--- start ---

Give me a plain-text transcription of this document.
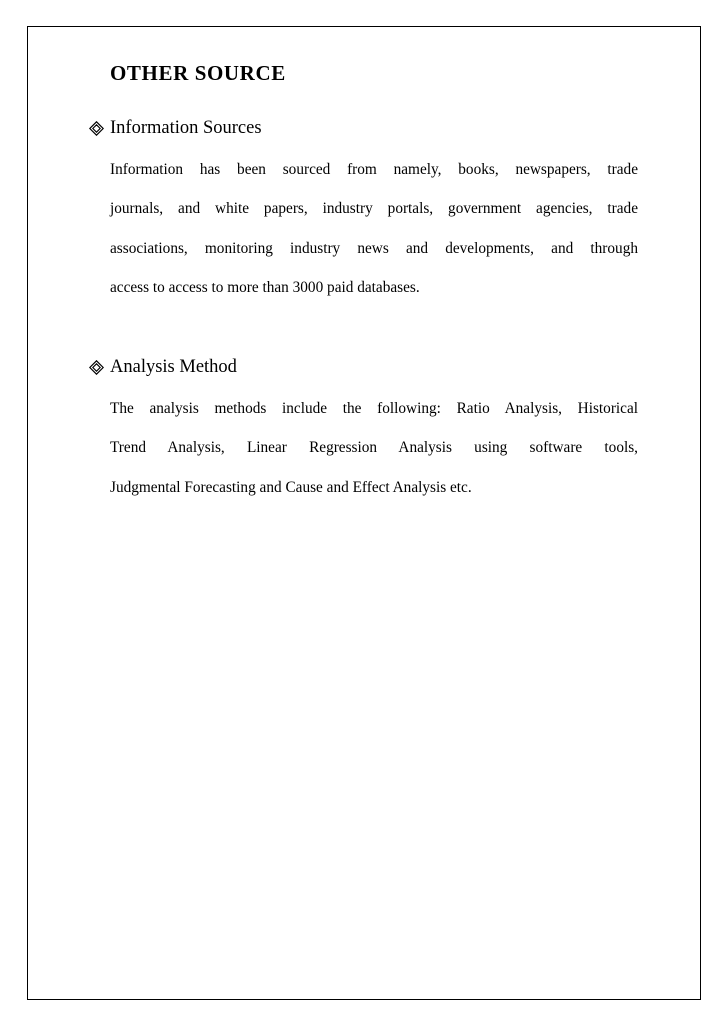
OTHER SOURCE
Information Sources
Information has been sourced from namely, books, newspapers, trade
journals, and white papers, industry portals, government agencies, trade
associations, monitoring industry news and developments, and through
access to access to more than 3000 paid databases.
Analysis Method
The analysis methods include the following: Ratio Analysis, Historical
Trend Analysis, Linear Regression Analysis using software tools,
Judgmental Forecasting and Cause and Effect Analysis etc.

--- end ---

* [Given problem]: Look through the entries above for the word "Analysis". Copy every line where it shows up.

* [Full solution]:
Analysis Method
The analysis methods include the following: Ratio Analysis, Historical
Trend Analysis, Linear Regression Analysis using software tools,
Judgmental Forecasting and Cause and Effect Analysis etc.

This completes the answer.